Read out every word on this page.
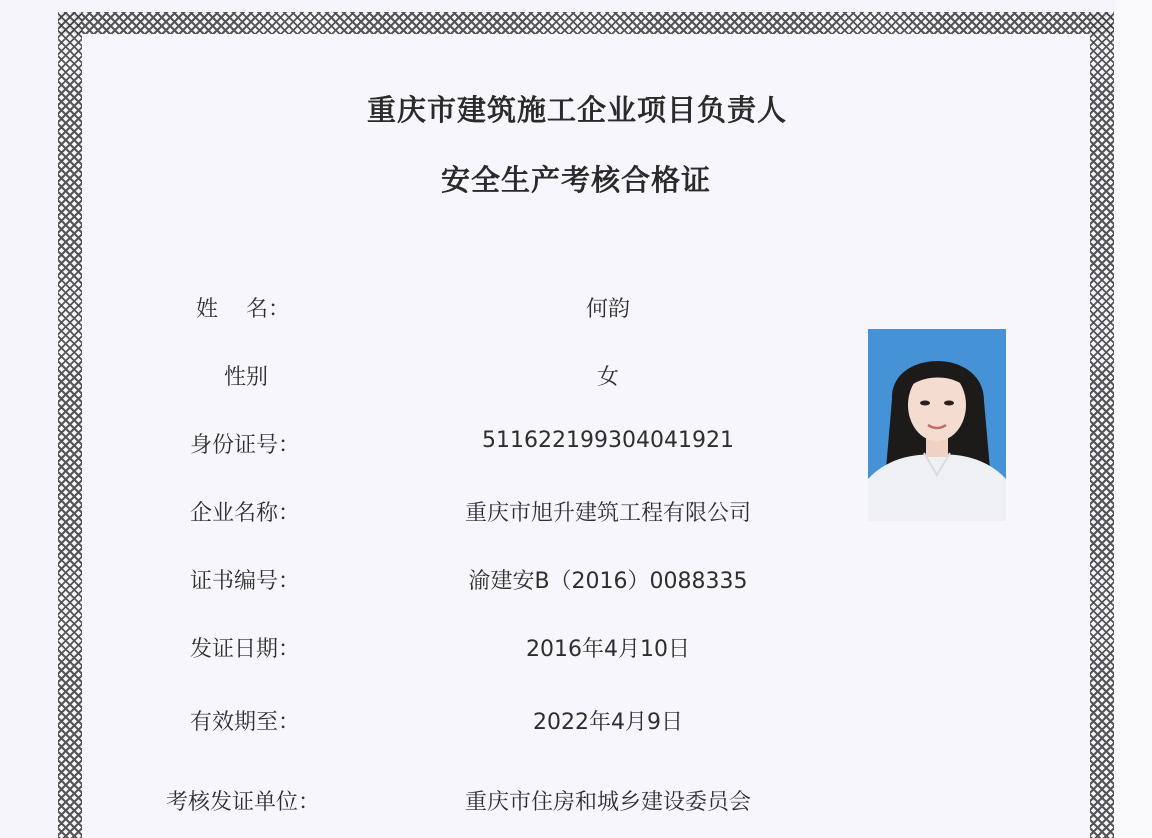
重庆市建筑施工企业项目负责人
安全生产考核合格证
姓    名：	何韵
性别	女
身份证号：	511622199304041921
企业名称：	重庆市旭升建筑工程有限公司
证书编号：	渝建安B（2016）0088335
发证日期：	2016年4月10日
有效期至：	2022年4月9日
考核发证单位：	重庆市住房和城乡建设委员会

_What is asked_
Transcribe each entry precisely as given, leaving the pictures out.

_Result for this exercise_
Read out every word on this page.
重庆市建筑施工企业项目负责人
安全生产考核合格证
姓    名：	何韵
性别	女
身份证号：	511622199304041921
企业名称：	重庆市旭升建筑工程有限公司
证书编号：	渝建安B（2016）0088335
发证日期：	2016年4月10日
有效期至：	2022年4月9日
考核发证单位：	重庆市住房和城乡建设委员会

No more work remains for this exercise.